*Job*. Omit the pictures, please, and give each record below again exactly.

*Data in this exercise*.
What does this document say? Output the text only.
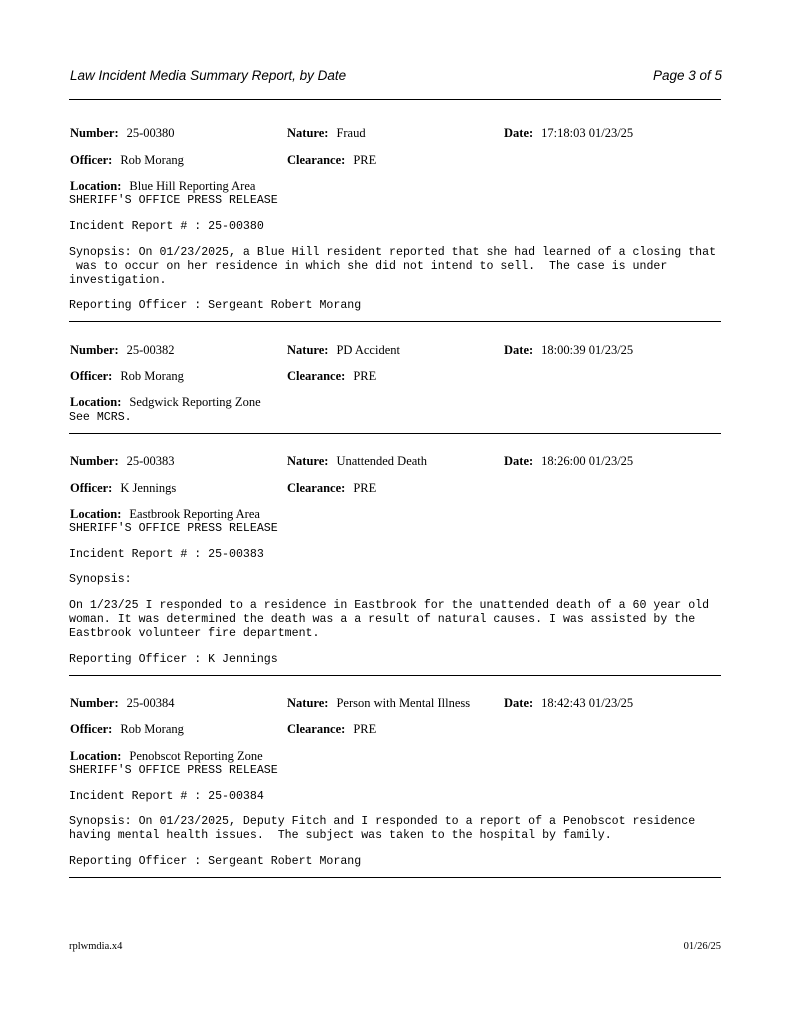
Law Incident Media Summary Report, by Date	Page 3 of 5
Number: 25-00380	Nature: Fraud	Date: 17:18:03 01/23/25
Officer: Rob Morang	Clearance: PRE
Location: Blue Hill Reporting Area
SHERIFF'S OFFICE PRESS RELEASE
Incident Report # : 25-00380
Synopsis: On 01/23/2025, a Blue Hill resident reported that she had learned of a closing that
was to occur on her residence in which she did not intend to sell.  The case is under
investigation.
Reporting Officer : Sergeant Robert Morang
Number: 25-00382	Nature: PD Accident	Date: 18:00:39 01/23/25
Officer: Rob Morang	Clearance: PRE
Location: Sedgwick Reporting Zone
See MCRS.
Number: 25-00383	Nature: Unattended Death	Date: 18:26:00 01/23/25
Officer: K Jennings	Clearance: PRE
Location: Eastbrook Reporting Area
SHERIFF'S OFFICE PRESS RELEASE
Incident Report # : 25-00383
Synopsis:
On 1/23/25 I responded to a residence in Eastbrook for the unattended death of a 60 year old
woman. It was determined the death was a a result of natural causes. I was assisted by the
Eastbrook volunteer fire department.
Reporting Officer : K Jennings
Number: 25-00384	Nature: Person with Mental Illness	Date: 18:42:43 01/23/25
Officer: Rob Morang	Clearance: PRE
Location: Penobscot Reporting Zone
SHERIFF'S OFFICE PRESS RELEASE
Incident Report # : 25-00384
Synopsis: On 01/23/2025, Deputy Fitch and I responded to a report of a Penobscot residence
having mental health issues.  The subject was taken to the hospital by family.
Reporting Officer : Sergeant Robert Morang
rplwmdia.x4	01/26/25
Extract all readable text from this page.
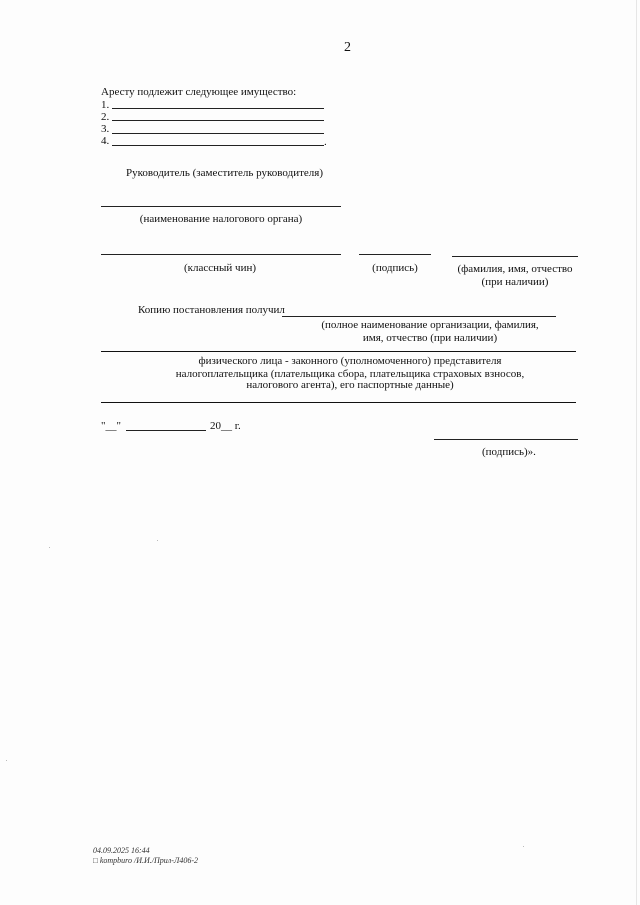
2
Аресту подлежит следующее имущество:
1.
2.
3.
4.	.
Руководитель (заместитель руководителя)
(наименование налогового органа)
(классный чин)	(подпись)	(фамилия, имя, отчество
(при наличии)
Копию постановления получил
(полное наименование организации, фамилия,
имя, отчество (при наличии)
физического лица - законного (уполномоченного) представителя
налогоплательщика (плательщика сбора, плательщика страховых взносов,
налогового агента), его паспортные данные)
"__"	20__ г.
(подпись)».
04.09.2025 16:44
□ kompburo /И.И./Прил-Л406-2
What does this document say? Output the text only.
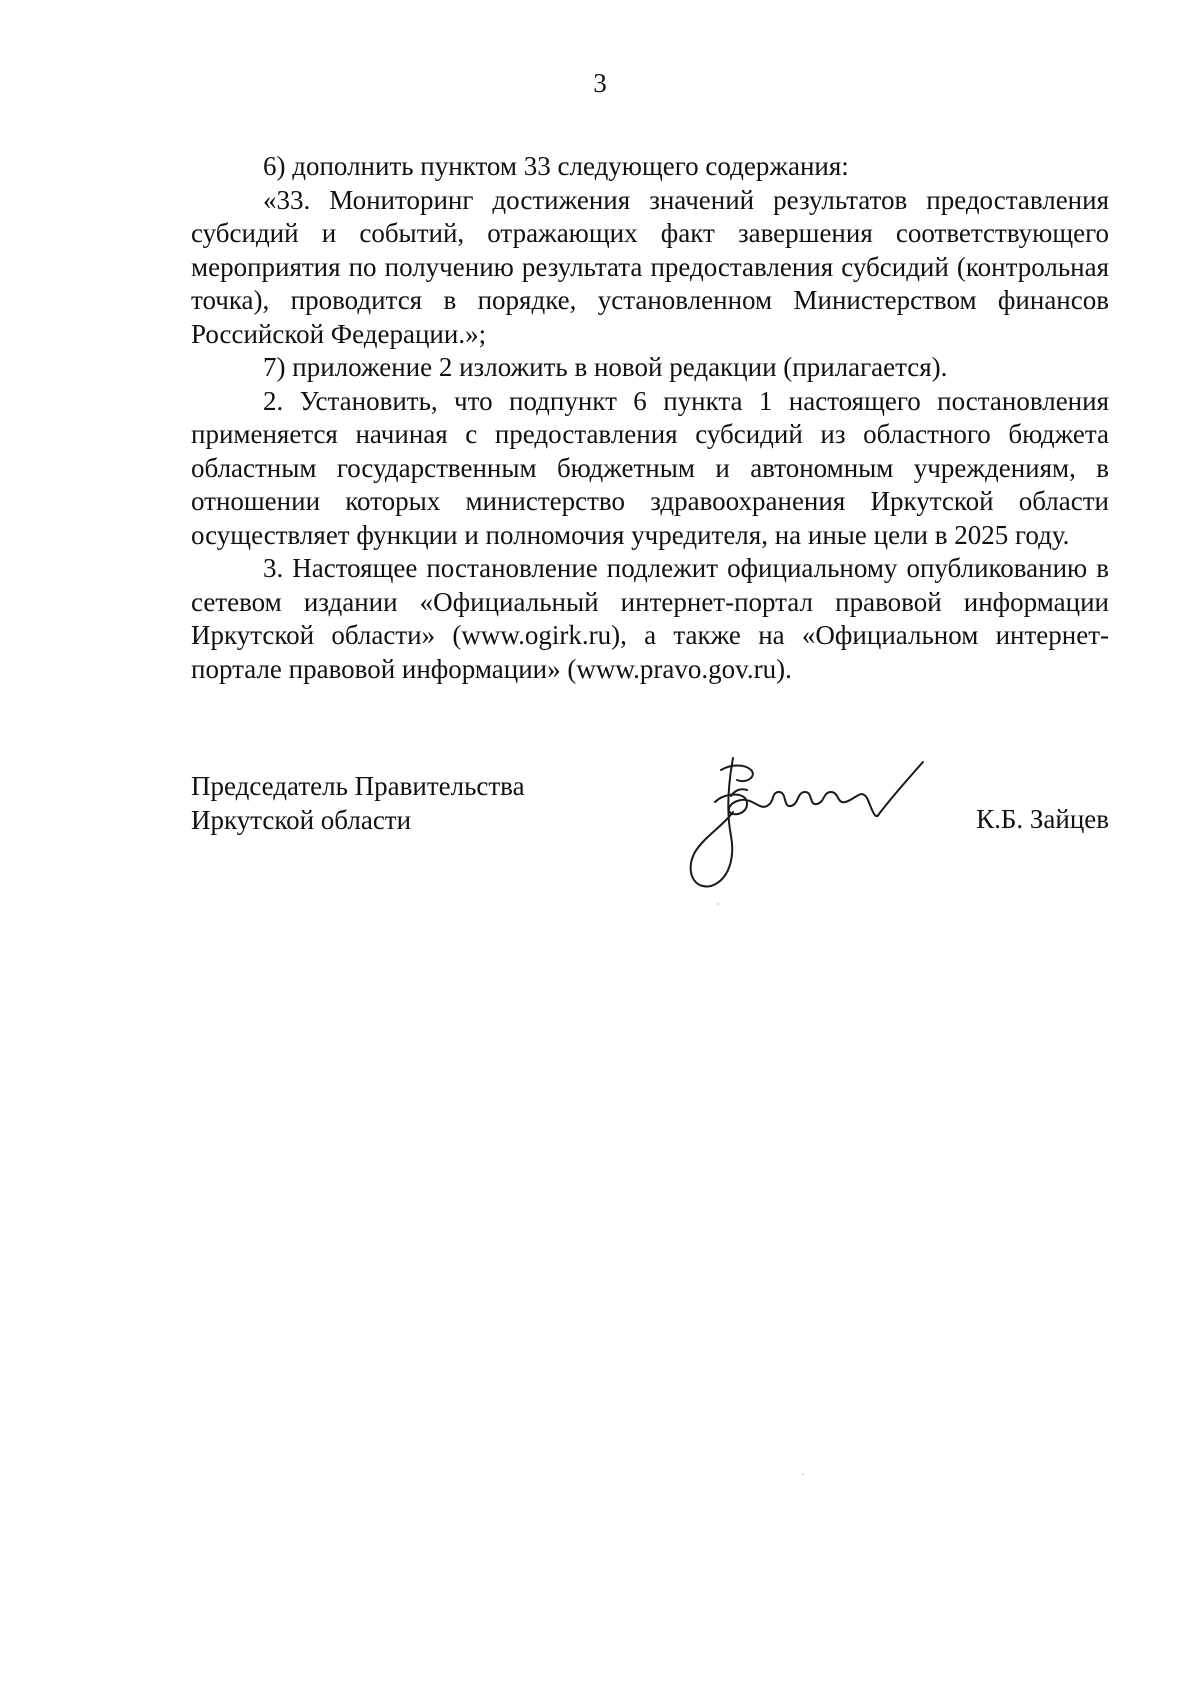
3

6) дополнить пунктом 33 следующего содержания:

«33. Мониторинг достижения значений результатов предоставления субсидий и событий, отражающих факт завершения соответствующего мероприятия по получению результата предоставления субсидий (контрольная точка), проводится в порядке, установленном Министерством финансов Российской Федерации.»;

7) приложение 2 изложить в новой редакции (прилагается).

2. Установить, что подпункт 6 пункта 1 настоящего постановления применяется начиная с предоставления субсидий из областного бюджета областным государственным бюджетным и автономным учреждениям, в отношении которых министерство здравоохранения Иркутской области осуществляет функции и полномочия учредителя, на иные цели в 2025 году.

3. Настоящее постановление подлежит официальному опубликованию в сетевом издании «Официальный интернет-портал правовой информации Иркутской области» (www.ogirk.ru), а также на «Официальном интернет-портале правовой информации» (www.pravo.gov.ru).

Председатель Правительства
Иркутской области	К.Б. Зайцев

*The answer*.
What does this document say? Output the text only.
Law Incident Media Summary Report, by Date	Page 3 of 5
Number: 25-00380	Nature: Fraud	Date: 17:18:03 01/23/25
Officer: Rob Morang	Clearance: PRE
Location: Blue Hill Reporting Area
SHERIFF'S OFFICE PRESS RELEASE
Incident Report # : 25-00380
Synopsis: On 01/23/2025, a Blue Hill resident reported that she had learned of a closing that
was to occur on her residence in which she did not intend to sell.  The case is under
investigation.
Reporting Officer : Sergeant Robert Morang
Number: 25-00382	Nature: PD Accident	Date: 18:00:39 01/23/25
Officer: Rob Morang	Clearance: PRE
Location: Sedgwick Reporting Zone
See MCRS.
Number: 25-00383	Nature: Unattended Death	Date: 18:26:00 01/23/25
Officer: K Jennings	Clearance: PRE
Location: Eastbrook Reporting Area
SHERIFF'S OFFICE PRESS RELEASE
Incident Report # : 25-00383
Synopsis:
On 1/23/25 I responded to a residence in Eastbrook for the unattended death of a 60 year old
woman. It was determined the death was a a result of natural causes. I was assisted by the
Eastbrook volunteer fire department.
Reporting Officer : K Jennings
Number: 25-00384	Nature: Person with Mental Illness	Date: 18:42:43 01/23/25
Officer: Rob Morang	Clearance: PRE
Location: Penobscot Reporting Zone
SHERIFF'S OFFICE PRESS RELEASE
Incident Report # : 25-00384
Synopsis: On 01/23/2025, Deputy Fitch and I responded to a report of a Penobscot residence
having mental health issues.  The subject was taken to the hospital by family.
Reporting Officer : Sergeant Robert Morang
rplwmdia.x4	01/26/25
Extract all readable text from this page.
2
Аресту подлежит следующее имущество:
1.
2.
3.
4.	.
Руководитель (заместитель руководителя)
(наименование налогового органа)
(классный чин)	(подпись)	(фамилия, имя, отчество
(при наличии)
Копию постановления получил
(полное наименование организации, фамилия,
имя, отчество (при наличии)
физического лица - законного (уполномоченного) представителя
налогоплательщика (плательщика сбора, плательщика страховых взносов,
налогового агента), его паспортные данные)
"__"	20__ г.
(подпись)».
04.09.2025 16:44
□ kompburo /И.И./Прил-Л406-2
What does this document say? Output the text only.
3

6) дополнить пунктом 33 следующего содержания:

«33. Мониторинг достижения значений результатов предоставления субсидий и событий, отражающих факт завершения соответствующего мероприятия по получению результата предоставления субсидий (контрольная точка), проводится в порядке, установленном Министерством финансов Российской Федерации.»;

7) приложение 2 изложить в новой редакции (прилагается).

2. Установить, что подпункт 6 пункта 1 настоящего постановления применяется начиная с предоставления субсидий из областного бюджета областным государственным бюджетным и автономным учреждениям, в отношении которых министерство здравоохранения Иркутской области осуществляет функции и полномочия учредителя, на иные цели в 2025 году.

3. Настоящее постановление подлежит официальному опубликованию в сетевом издании «Официальный интернет-портал правовой информации Иркутской области» (www.ogirk.ru), а также на «Официальном интернет-портале правовой информации» (www.pravo.gov.ru).

Председатель Правительства
Иркутской области	К.Б. Зайцев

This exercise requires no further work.